- _To be done_: Repeat every record below exactly as it appears.

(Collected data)

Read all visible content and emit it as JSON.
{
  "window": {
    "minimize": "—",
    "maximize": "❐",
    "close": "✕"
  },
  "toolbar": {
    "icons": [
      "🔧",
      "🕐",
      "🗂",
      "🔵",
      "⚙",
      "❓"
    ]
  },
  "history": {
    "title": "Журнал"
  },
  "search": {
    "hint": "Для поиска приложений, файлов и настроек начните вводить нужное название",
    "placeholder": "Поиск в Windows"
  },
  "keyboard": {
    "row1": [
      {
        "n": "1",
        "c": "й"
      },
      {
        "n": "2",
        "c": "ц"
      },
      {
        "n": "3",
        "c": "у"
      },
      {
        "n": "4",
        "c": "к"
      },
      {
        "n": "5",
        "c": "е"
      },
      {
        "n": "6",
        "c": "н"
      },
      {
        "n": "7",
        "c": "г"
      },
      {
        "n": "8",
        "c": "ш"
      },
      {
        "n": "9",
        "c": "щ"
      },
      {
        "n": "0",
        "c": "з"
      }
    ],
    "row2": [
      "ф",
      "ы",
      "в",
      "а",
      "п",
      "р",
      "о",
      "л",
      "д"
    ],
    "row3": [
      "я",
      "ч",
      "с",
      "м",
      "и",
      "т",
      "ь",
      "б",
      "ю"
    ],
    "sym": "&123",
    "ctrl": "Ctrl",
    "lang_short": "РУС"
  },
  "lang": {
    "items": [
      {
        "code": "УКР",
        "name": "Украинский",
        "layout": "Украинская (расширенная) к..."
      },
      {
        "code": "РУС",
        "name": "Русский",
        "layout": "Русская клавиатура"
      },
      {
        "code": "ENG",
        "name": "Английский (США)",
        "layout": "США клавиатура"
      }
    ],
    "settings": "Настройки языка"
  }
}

- _Answer for the task_:
Read all visible content and emit it as JSON.
{
  "window": {
    "minimize": "—",
    "maximize": "❐",
    "close": "✕"
  },
  "toolbar": {
    "icons": [
      "🔧",
      "🕐",
      "🗂",
      "🔵",
      "⚙",
      "❓"
    ]
  },
  "history": {
    "title": "Журнал"
  },
  "search": {
    "hint": "Для поиска приложений, файлов и настроек начните вводить нужное название",
    "placeholder": "Поиск в Windows"
  },
  "keyboard": {
    "row1": [
      {
        "n": "1",
        "c": "й"
      },
      {
        "n": "2",
        "c": "ц"
      },
      {
        "n": "3",
        "c": "у"
      },
      {
        "n": "4",
        "c": "к"
      },
      {
        "n": "5",
        "c": "е"
      },
      {
        "n": "6",
        "c": "н"
      },
      {
        "n": "7",
        "c": "г"
      },
      {
        "n": "8",
        "c": "ш"
      },
      {
        "n": "9",
        "c": "щ"
      },
      {
        "n": "0",
        "c": "з"
      }
    ],
    "row2": [
      "ф",
      "ы",
      "в",
      "а",
      "п",
      "р",
      "о",
      "л",
      "д"
    ],
    "row3": [
      "я",
      "ч",
      "с",
      "м",
      "и",
      "т",
      "ь",
      "б",
      "ю"
    ],
    "sym": "&123",
    "ctrl": "Ctrl",
    "lang_short": "РУС"
  },
  "lang": {
    "items": [
      {
        "code": "УКР",
        "name": "Украинский",
        "layout": "Украинская (расширенная) к..."
      },
      {
        "code": "РУС",
        "name": "Русский",
        "layout": "Русская клавиатура"
      },
      {
        "code": "ENG",
        "name": "Английский (США)",
        "layout": "США клавиатура"
      }
    ],
    "settings": "Настройки языка"
  }
}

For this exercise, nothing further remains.